■ YOUR OBJECTIVE ■
Print each of the entries exactly, leaving nothing out.

[Extracted data entries]
◆ ◆ ◆ ◆

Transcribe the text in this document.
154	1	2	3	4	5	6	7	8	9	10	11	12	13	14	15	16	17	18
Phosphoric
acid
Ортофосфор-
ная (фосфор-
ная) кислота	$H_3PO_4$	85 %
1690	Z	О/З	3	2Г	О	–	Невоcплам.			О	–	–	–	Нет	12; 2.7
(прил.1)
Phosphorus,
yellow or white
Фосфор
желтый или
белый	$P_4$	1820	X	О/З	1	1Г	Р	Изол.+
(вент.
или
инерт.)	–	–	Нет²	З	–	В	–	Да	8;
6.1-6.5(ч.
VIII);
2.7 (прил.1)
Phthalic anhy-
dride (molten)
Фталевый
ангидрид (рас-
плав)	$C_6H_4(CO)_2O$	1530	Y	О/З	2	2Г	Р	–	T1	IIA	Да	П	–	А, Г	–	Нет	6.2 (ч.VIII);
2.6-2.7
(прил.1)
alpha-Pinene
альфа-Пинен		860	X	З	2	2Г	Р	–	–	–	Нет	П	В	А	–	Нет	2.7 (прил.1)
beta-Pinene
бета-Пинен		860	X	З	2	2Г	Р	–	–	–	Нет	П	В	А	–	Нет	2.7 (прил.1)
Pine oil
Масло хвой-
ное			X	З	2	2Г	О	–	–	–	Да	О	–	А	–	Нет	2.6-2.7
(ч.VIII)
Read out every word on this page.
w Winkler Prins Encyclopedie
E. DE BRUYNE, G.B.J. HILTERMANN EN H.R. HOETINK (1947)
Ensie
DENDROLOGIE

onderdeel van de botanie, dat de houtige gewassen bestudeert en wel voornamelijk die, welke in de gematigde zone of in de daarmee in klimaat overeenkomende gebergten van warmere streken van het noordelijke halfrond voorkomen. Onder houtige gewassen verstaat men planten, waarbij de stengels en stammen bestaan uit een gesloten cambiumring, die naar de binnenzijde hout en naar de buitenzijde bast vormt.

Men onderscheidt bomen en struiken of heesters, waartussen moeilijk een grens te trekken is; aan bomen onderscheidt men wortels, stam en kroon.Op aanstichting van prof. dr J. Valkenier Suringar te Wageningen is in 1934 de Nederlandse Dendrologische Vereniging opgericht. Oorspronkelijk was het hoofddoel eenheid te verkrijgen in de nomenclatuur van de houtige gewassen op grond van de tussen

◆ ◆ ◆ ◆

■ RESULT OF THIS EXERCISE ■
Transcribe the text in this document.
154	1	2	3	4	5	6	7	8	9	10	11	12	13	14	15	16	17	18
Phosphoric
acid
Ортофосфор-
ная (фосфор-
ная) кислота	$H_3PO_4$	85 %
1690	Z	О/З	3	2Г	О	–	Невоcплам.			О	–	–	–	Нет	12; 2.7
(прил.1)
Phosphorus,
yellow or white
Фосфор
желтый или
белый	$P_4$	1820	X	О/З	1	1Г	Р	Изол.+
(вент.
или
инерт.)	–	–	Нет²	З	–	В	–	Да	8;
6.1-6.5(ч.
VIII);
2.7 (прил.1)
Phthalic anhy-
dride (molten)
Фталевый
ангидрид (рас-
плав)	$C_6H_4(CO)_2O$	1530	Y	О/З	2	2Г	Р	–	T1	IIA	Да	П	–	А, Г	–	Нет	6.2 (ч.VIII);
2.6-2.7
(прил.1)
alpha-Pinene
альфа-Пинен		860	X	З	2	2Г	Р	–	–	–	Нет	П	В	А	–	Нет	2.7 (прил.1)
beta-Pinene
бета-Пинен		860	X	З	2	2Г	Р	–	–	–	Нет	П	В	А	–	Нет	2.7 (прил.1)
Pine oil
Масло хвой-
ное			X	З	2	2Г	О	–	–	–	Да	О	–	А	–	Нет	2.6-2.7
(ч.VIII)
Read out every word on this page.
w Winkler Prins Encyclopedie
E. DE BRUYNE, G.B.J. HILTERMANN EN H.R. HOETINK (1947)
Ensie
DENDROLOGIE

onderdeel van de botanie, dat de houtige gewassen bestudeert en wel voornamelijk die, welke in de gematigde zone of in de daarmee in klimaat overeenkomende gebergten van warmere streken van het noordelijke halfrond voorkomen. Onder houtige gewassen verstaat men planten, waarbij de stengels en stammen bestaan uit een gesloten cambiumring, die naar de binnenzijde hout en naar de buitenzijde bast vormt.

Men onderscheidt bomen en struiken of heesters, waartussen moeilijk een grens te trekken is; aan bomen onderscheidt men wortels, stam en kroon.Op aanstichting van prof. dr J. Valkenier Suringar te Wageningen is in 1934 de Nederlandse Dendrologische Vereniging opgericht. Oorspronkelijk was het hoofddoel eenheid te verkrijgen in de nomenclatuur van de houtige gewassen op grond van de tussen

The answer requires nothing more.